[What is expected]:
Comb the records below for the string "title" and copy each line where it turns up.

[Given records]:
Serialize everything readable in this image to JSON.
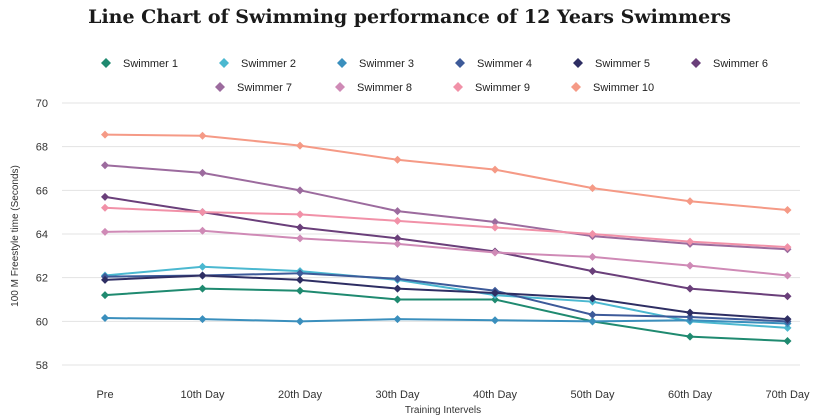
{
  "chart_data": {
    "type": "line",
    "title": "Line Chart of Swimming performance of 12 Years Swimmers",
    "xlabel": "Training Intervels",
    "ylabel": "100 M Freestyle time (Seconds)",
    "ylim": [
      58,
      70
    ],
    "yticks": [
      58,
      60,
      62,
      64,
      66,
      68,
      70
    ],
    "grid": true,
    "legend_position": "top",
    "categories": [
      "Pre",
      "10th Day",
      "20th Day",
      "30th Day",
      "40th Day",
      "50th Day",
      "60th Day",
      "70th Day"
    ],
    "series": [
      {
        "name": "Swimmer 1",
        "color": "#1f8a70",
        "values": [
          61.2,
          61.5,
          61.4,
          61.0,
          61.0,
          60.0,
          59.3,
          59.1
        ]
      },
      {
        "name": "Swimmer 2",
        "color": "#4bb8d0",
        "values": [
          62.1,
          62.5,
          62.3,
          61.9,
          61.2,
          60.9,
          60.0,
          59.7
        ]
      },
      {
        "name": "Swimmer 3",
        "color": "#3a8fbd",
        "values": [
          60.15,
          60.1,
          60.0,
          60.1,
          60.05,
          60.0,
          60.05,
          59.9
        ]
      },
      {
        "name": "Swimmer 4",
        "color": "#3d5a99",
        "values": [
          62.05,
          62.1,
          62.2,
          61.95,
          61.4,
          60.3,
          60.2,
          60.0
        ]
      },
      {
        "name": "Swimmer 5",
        "color": "#2e2e63",
        "values": [
          61.9,
          62.1,
          61.9,
          61.5,
          61.3,
          61.05,
          60.4,
          60.1
        ]
      },
      {
        "name": "Swimmer 6",
        "color": "#6a3f7a",
        "values": [
          65.7,
          65.0,
          64.3,
          63.8,
          63.2,
          62.3,
          61.5,
          61.15
        ]
      },
      {
        "name": "Swimmer 7",
        "color": "#9c6b9e",
        "values": [
          67.15,
          66.8,
          66.0,
          65.05,
          64.55,
          63.9,
          63.55,
          63.3
        ]
      },
      {
        "name": "Swimmer 8",
        "color": "#cf8ab6",
        "values": [
          64.1,
          64.15,
          63.8,
          63.55,
          63.15,
          62.95,
          62.55,
          62.1
        ]
      },
      {
        "name": "Swimmer 9",
        "color": "#f191a8",
        "values": [
          65.2,
          65.0,
          64.9,
          64.6,
          64.3,
          64.0,
          63.65,
          63.4
        ]
      },
      {
        "name": "Swimmer 10",
        "color": "#f59a86",
        "values": [
          68.55,
          68.5,
          68.05,
          67.4,
          66.95,
          66.1,
          65.5,
          65.1
        ]
      }
    ]
  }
}
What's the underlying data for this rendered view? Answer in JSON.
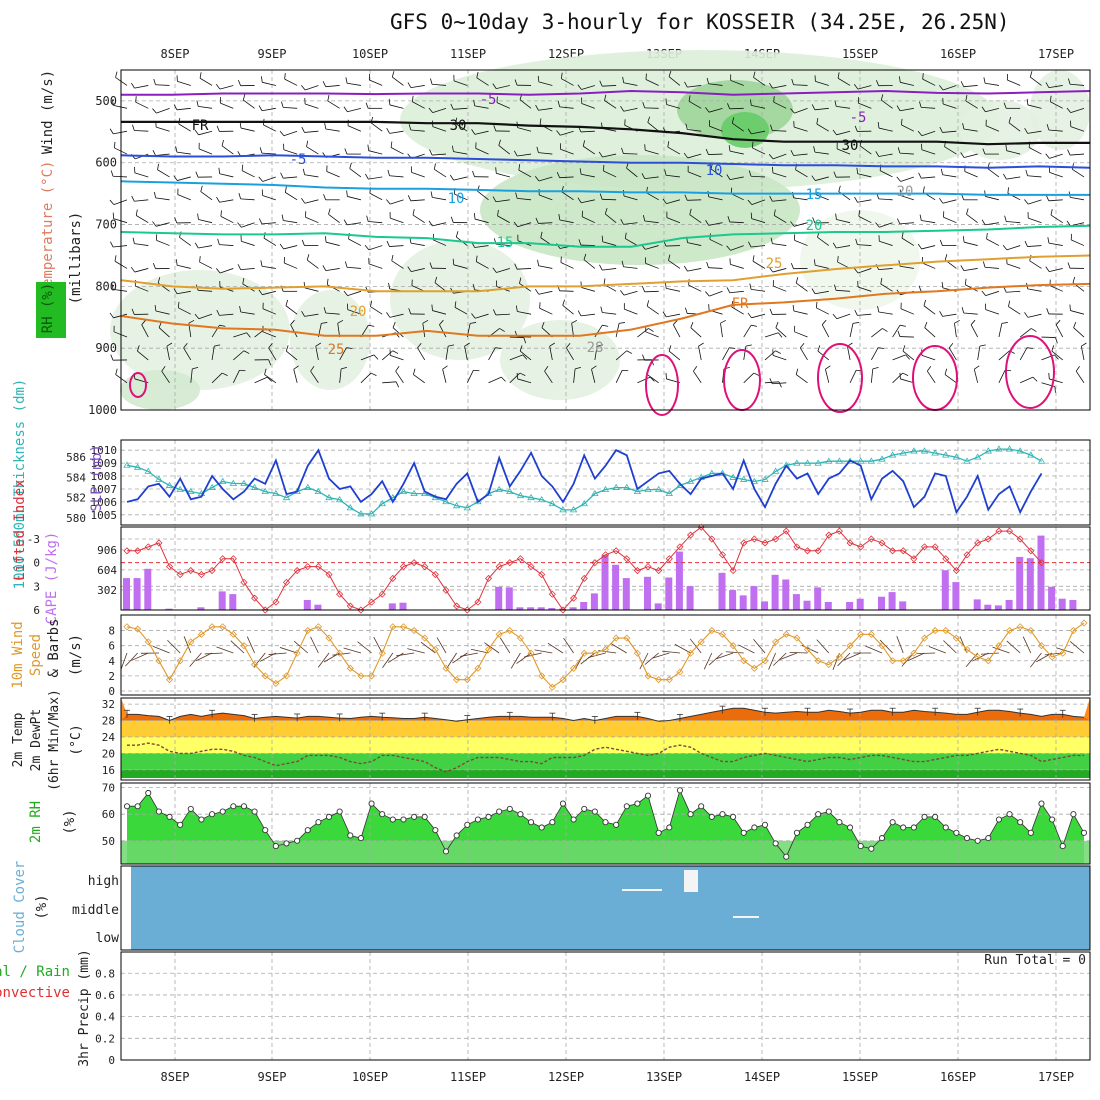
{
  "title": "GFS 0~10day 3-hourly for KOSSEIR (34.25E, 26.25N)",
  "dates": [
    "8SEP",
    "9SEP",
    "10SEP",
    "11SEP",
    "12SEP",
    "13SEP",
    "14SEP",
    "15SEP",
    "16SEP",
    "17SEP"
  ],
  "colors": {
    "grid": "#aaaaaa",
    "slp": "#1f3fd0",
    "thick": "#2fb5b5",
    "li": "#e0303a",
    "cape": "#bf6ff0",
    "wind": "#e0982a",
    "barb": "#553322",
    "rh": "#3ad83a",
    "rhlow": "#6fd86f",
    "cloud": "#6aaed6",
    "dew": "#7a4a3a"
  },
  "chart_data": [
    {
      "panel": "upper-air",
      "type": "contour",
      "ylabel_lines": [
        {
          "text": "Wind (m/s)",
          "color": "#222222"
        },
        {
          "text": "Temperature (°C)",
          "color": "#e07a5f"
        },
        {
          "text": "RH (%)",
          "color": "#22aa22"
        },
        {
          "text": "(millibars)",
          "color": "#222222"
        }
      ],
      "yticks": [
        500,
        600,
        700,
        800,
        900,
        1000
      ],
      "ylim": [
        450,
        1000
      ],
      "isotherms": [
        {
          "label": "-5",
          "color": "#8a1fbf",
          "levels": [
            490,
            490,
            488,
            488,
            488,
            489,
            488,
            488,
            490,
            488,
            484,
            486,
            490,
            488,
            486,
            484,
            487,
            488,
            486,
            484
          ]
        },
        {
          "label": "FR",
          "color": "#111111",
          "levels": [
            534,
            534,
            534,
            534,
            534,
            534,
            536,
            536,
            540,
            542,
            546,
            552,
            562,
            566,
            566,
            566,
            566,
            570,
            568,
            568
          ]
        },
        {
          "label": "-5",
          "color": "#2b4fd8",
          "levels": [
            588,
            590,
            590,
            588,
            590,
            592,
            592,
            594,
            596,
            598,
            600,
            600,
            602,
            604,
            604,
            606,
            606,
            608,
            606,
            608
          ]
        },
        {
          "label": "10",
          "color": "#1aa0e0",
          "levels": [
            630,
            632,
            634,
            636,
            640,
            642,
            642,
            644,
            646,
            646,
            648,
            648,
            650,
            650,
            650,
            650,
            650,
            652,
            652,
            652
          ]
        },
        {
          "label": "15",
          "color": "#1ac890",
          "levels": [
            712,
            714,
            716,
            716,
            714,
            720,
            722,
            730,
            730,
            736,
            736,
            722,
            716,
            714,
            712,
            712,
            710,
            708,
            704,
            702
          ]
        },
        {
          "label": "20",
          "color": "#e0a030",
          "levels": [
            790,
            800,
            804,
            802,
            800,
            808,
            808,
            808,
            800,
            800,
            796,
            792,
            790,
            780,
            772,
            766,
            760,
            756,
            752,
            750
          ]
        },
        {
          "label": "25",
          "color": "#e07820",
          "levels": [
            848,
            860,
            868,
            870,
            880,
            880,
            872,
            880,
            880,
            880,
            870,
            852,
            830,
            826,
            820,
            812,
            808,
            802,
            798,
            796
          ]
        }
      ],
      "contour_labels": [
        "-5",
        "FR",
        "-5",
        "10",
        "15",
        "20",
        "25",
        "-5",
        "10",
        "15",
        "20",
        "25",
        "FR",
        "30",
        "30",
        "20",
        "28"
      ]
    },
    {
      "panel": "slp-thickness",
      "type": "line",
      "ylabel_left": "1000-500mb Thickness (dm)",
      "ylabel_right": "SLP (mb)",
      "yticks_left": [
        586,
        584,
        582,
        580
      ],
      "yticks_right": [
        1010,
        1009,
        1008,
        1007,
        1006,
        1005
      ],
      "ylim_slp": [
        1004.6,
        1010.4
      ],
      "series": [
        {
          "name": "SLP (mb)",
          "values": [
            1006.0,
            1006.2,
            1007.2,
            1007.4,
            1006.4,
            1007.8,
            1006.2,
            1006.4,
            1008.0,
            1007.0,
            1006.2,
            1006.8,
            1007.8,
            1007.4,
            1009.2,
            1006.6,
            1006.8,
            1008.8,
            1010.0,
            1007.8,
            1007.0,
            1007.2,
            1006.0,
            1006.6,
            1007.6,
            1006.0,
            1007.4,
            1009.0,
            1006.8,
            1006.4,
            1006.2,
            1007.4,
            1008.2,
            1006.0,
            1006.6,
            1009.4,
            1007.2,
            1008.4,
            1009.8,
            1008.0,
            1007.2,
            1006.0,
            1007.4,
            1009.6,
            1007.8,
            1008.8,
            1010.0,
            1009.6,
            1007.0,
            1007.6,
            1008.2,
            1008.4,
            1007.4,
            1006.6,
            1007.8,
            1008.0,
            1008.2,
            1007.0,
            1009.2,
            1007.0,
            1005.6,
            1007.4,
            1008.8,
            1007.8,
            1008.2,
            1006.6,
            1007.8,
            1008.2,
            1009.2,
            1008.8,
            1006.2,
            1007.8,
            1008.4,
            1007.6,
            1005.6,
            1006.4,
            1008.2,
            1008.0,
            1005.2,
            1006.4,
            1008.0,
            1005.4,
            1006.6,
            1007.2,
            1005.2,
            1006.8,
            1008.2
          ]
        },
        {
          "name": "Thickness (dm)",
          "values": [
            585.2,
            585.0,
            584.6,
            583.8,
            583.2,
            582.8,
            582.6,
            582.4,
            583.0,
            583.6,
            583.4,
            583.4,
            583.0,
            582.6,
            582.4,
            582.0,
            582.6,
            583.0,
            582.6,
            582.0,
            581.8,
            581.0,
            580.4,
            580.4,
            581.4,
            582.0,
            582.6,
            582.4,
            582.4,
            582.0,
            581.6,
            581.2,
            581.0,
            581.6,
            582.4,
            582.8,
            582.6,
            582.2,
            582.0,
            581.8,
            581.4,
            580.8,
            580.8,
            581.4,
            582.4,
            582.8,
            583.0,
            583.0,
            582.6,
            582.8,
            582.8,
            582.4,
            583.2,
            583.6,
            584.0,
            584.4,
            584.4,
            584.0,
            583.8,
            583.6,
            583.8,
            584.6,
            585.2,
            585.4,
            585.4,
            585.4,
            585.6,
            585.6,
            585.6,
            585.6,
            585.6,
            585.8,
            586.2,
            586.4,
            586.6,
            586.6,
            586.4,
            586.2,
            586.0,
            585.6,
            586.0,
            586.6,
            586.8,
            586.8,
            586.6,
            586.2,
            585.6
          ]
        }
      ]
    },
    {
      "panel": "lifted-index-cape",
      "type": "bar+line",
      "ylabel_left": "Lifted Index",
      "ylabel_right": "CAPE (J/kg)",
      "yticks_left": [
        -3,
        0,
        3,
        6
      ],
      "yticks_right": [
        906,
        604,
        302
      ],
      "series": [
        {
          "name": "Lifted Index",
          "values": [
            -1.5,
            -1.5,
            -2.0,
            -2.5,
            0.5,
            1.5,
            1.0,
            1.5,
            1.0,
            -0.5,
            -0.5,
            2.5,
            4.5,
            6.0,
            5.0,
            2.5,
            1.0,
            0.5,
            0.5,
            1.5,
            4.0,
            5.5,
            6.0,
            5.0,
            4.0,
            2.0,
            0.5,
            0.0,
            0.5,
            1.5,
            3.5,
            5.5,
            6.0,
            5.0,
            2.0,
            0.5,
            0.0,
            -0.5,
            0.5,
            1.5,
            4.0,
            6.0,
            4.5,
            2.0,
            0.0,
            -1.0,
            -1.5,
            -0.5,
            1.0,
            0.5,
            1.0,
            -0.5,
            -2.0,
            -3.5,
            -4.5,
            -3.0,
            -1.0,
            1.0,
            -2.5,
            -3.0,
            -2.5,
            -3.0,
            -4.0,
            -2.0,
            -1.5,
            -1.5,
            -3.5,
            -4.0,
            -2.5,
            -2.0,
            -3.0,
            -2.5,
            -1.5,
            -1.5,
            -0.5,
            -2.0,
            -2.0,
            -0.5,
            1.0,
            -1.0,
            -2.5,
            -3.0,
            -4.0,
            -4.0,
            -3.0,
            -1.5,
            0.0
          ]
        },
        {
          "name": "CAPE (J/kg)",
          "values": [
            480,
            480,
            620,
            0,
            20,
            0,
            0,
            40,
            0,
            280,
            240,
            0,
            0,
            0,
            0,
            0,
            0,
            150,
            80,
            0,
            0,
            0,
            0,
            0,
            0,
            100,
            110,
            0,
            0,
            0,
            0,
            0,
            0,
            0,
            0,
            350,
            340,
            40,
            40,
            40,
            30,
            20,
            40,
            120,
            250,
            830,
            680,
            480,
            0,
            500,
            100,
            490,
            880,
            360,
            0,
            0,
            560,
            300,
            220,
            360,
            130,
            530,
            460,
            240,
            140,
            340,
            120,
            0,
            120,
            170,
            0,
            200,
            270,
            130,
            0,
            0,
            0,
            600,
            420,
            0,
            160,
            80,
            70,
            150,
            800,
            780,
            1120,
            350,
            170,
            150
          ]
        }
      ]
    },
    {
      "panel": "10m-wind",
      "type": "line",
      "ylabel": "10m Wind Speed & Barbs (m/s)",
      "yticks": [
        8,
        6,
        4,
        2,
        0
      ],
      "series": [
        {
          "name": "Wind Speed (m/s)",
          "values": [
            8.5,
            8.2,
            6.5,
            4.0,
            1.5,
            4.0,
            6.5,
            7.5,
            8.5,
            8.5,
            7.5,
            6.0,
            3.5,
            2.0,
            1.0,
            2.0,
            5.0,
            8.0,
            8.5,
            7.0,
            5.0,
            3.0,
            2.0,
            2.0,
            5.0,
            8.5,
            8.5,
            8.0,
            7.0,
            5.5,
            3.0,
            1.5,
            1.5,
            3.0,
            5.5,
            7.5,
            8.0,
            7.0,
            5.0,
            2.0,
            0.5,
            1.5,
            3.0,
            5.0,
            5.0,
            5.5,
            7.0,
            7.0,
            5.0,
            2.0,
            1.5,
            1.5,
            2.5,
            5.0,
            6.5,
            8.0,
            7.5,
            6.0,
            4.0,
            3.0,
            4.0,
            6.5,
            7.5,
            7.0,
            5.5,
            4.0,
            3.5,
            4.5,
            6.0,
            7.5,
            7.5,
            6.0,
            4.0,
            4.0,
            5.0,
            7.0,
            8.0,
            8.0,
            7.0,
            5.5,
            4.5,
            4.0,
            6.0,
            8.0,
            8.5,
            8.0,
            6.0,
            4.5,
            5.0,
            8.0,
            9.0
          ]
        }
      ]
    },
    {
      "panel": "2m-temp",
      "type": "area",
      "ylabel": "2m Temp 2m DewPt (6hr Min/Max) (°C)",
      "yticks": [
        32,
        28,
        24,
        20,
        16
      ],
      "series": [
        {
          "name": "2m Temp (°C)",
          "values": [
            29.5,
            29.5,
            29.2,
            29.0,
            28.0,
            29.0,
            29.5,
            29.0,
            29.5,
            29.8,
            29.5,
            29.2,
            28.5,
            28.8,
            29.0,
            28.8,
            28.6,
            29.0,
            29.0,
            28.8,
            28.6,
            28.5,
            28.8,
            29.0,
            28.8,
            28.7,
            28.5,
            28.5,
            28.8,
            28.5,
            28.2,
            27.8,
            28.2,
            28.5,
            28.8,
            29.0,
            29.0,
            29.0,
            28.8,
            28.8,
            28.8,
            28.5,
            28.0,
            28.5,
            28.0,
            28.5,
            29.0,
            29.0,
            29.0,
            28.5,
            27.8,
            28.0,
            28.5,
            29.0,
            29.5,
            30.0,
            30.5,
            31.0,
            31.0,
            30.5,
            30.0,
            29.8,
            30.0,
            30.2,
            30.0,
            30.0,
            30.5,
            30.2,
            29.8,
            30.0,
            30.5,
            30.5,
            30.0,
            30.0,
            30.5,
            30.2,
            30.0,
            29.8,
            29.5,
            29.5,
            30.0,
            30.5,
            30.5,
            30.2,
            29.8,
            29.5,
            29.0,
            29.5,
            29.5,
            29.0,
            28.8
          ]
        },
        {
          "name": "2m DewPt (°C)",
          "values": [
            22.0,
            22.0,
            22.5,
            22.0,
            20.5,
            20.0,
            20.0,
            20.5,
            21.0,
            21.0,
            20.5,
            19.5,
            19.0,
            18.0,
            17.0,
            17.5,
            18.0,
            19.5,
            19.5,
            19.5,
            19.0,
            18.0,
            17.5,
            18.0,
            19.5,
            19.5,
            19.0,
            18.5,
            18.0,
            16.5,
            15.5,
            16.5,
            18.0,
            19.0,
            19.0,
            19.0,
            18.5,
            18.0,
            18.0,
            17.5,
            19.0,
            19.0,
            19.0,
            19.5,
            21.0,
            21.5,
            21.0,
            20.5,
            20.0,
            19.5,
            20.0,
            21.5,
            22.0,
            21.5,
            20.0,
            19.0,
            18.0,
            18.0,
            19.0,
            19.5,
            20.0,
            19.5,
            19.0,
            18.5,
            18.0,
            18.5,
            19.0,
            19.0,
            18.5,
            19.0,
            19.5,
            19.5,
            19.0,
            18.5,
            18.0,
            18.0,
            18.5,
            19.0,
            19.5,
            19.5,
            20.0,
            20.5,
            21.0,
            20.5,
            20.0,
            19.5,
            18.0,
            18.5,
            19.0,
            19.5,
            19.5
          ]
        }
      ]
    },
    {
      "panel": "2m-rh",
      "type": "area",
      "ylabel": "2m RH (%)",
      "yticks": [
        70,
        60,
        50
      ],
      "values": [
        63,
        63,
        68,
        61,
        59,
        56,
        62,
        58,
        60,
        61,
        63,
        63,
        61,
        54,
        48,
        49,
        50,
        54,
        57,
        59,
        61,
        52,
        51,
        64,
        60,
        58,
        58,
        59,
        59,
        54,
        46,
        52,
        56,
        58,
        59,
        61,
        62,
        60,
        57,
        55,
        57,
        64,
        58,
        62,
        61,
        57,
        56,
        63,
        64,
        67,
        53,
        55,
        69,
        60,
        63,
        59,
        60,
        59,
        53,
        55,
        56,
        49,
        44,
        53,
        56,
        60,
        61,
        57,
        55,
        48,
        47,
        51,
        57,
        55,
        55,
        59,
        59,
        55,
        53,
        51,
        50,
        51,
        58,
        60,
        57,
        53,
        64,
        58,
        48,
        60,
        53
      ]
    },
    {
      "panel": "cloud-cover",
      "type": "heatmap",
      "ylabel": "Cloud Cover (%)",
      "yticks": [
        "high",
        "middle",
        "low"
      ],
      "note": "near-uniform background with a few high/middle cloud patches around 12–14 SEP"
    },
    {
      "panel": "precip",
      "type": "bar",
      "ylabel_lines": [
        {
          "text": "Total / Rain",
          "color": "#22aa22"
        },
        {
          "text": "Convective",
          "color": "#e03030"
        },
        {
          "text": "3hr Precip (mm)",
          "color": "#222222"
        }
      ],
      "yticks": [
        0.8,
        0.6,
        0.4,
        0.2,
        0
      ],
      "ylim": [
        0,
        1.0
      ],
      "values": [],
      "run_total": "Run Total = 0"
    }
  ]
}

[Answer in full]:
    "title": "Line Chart of Swimming performance of 12 Years Swimmers",
  "title": "GFS 0~10day 3-hourly for KOSSEIR (34.25E, 26.25N)",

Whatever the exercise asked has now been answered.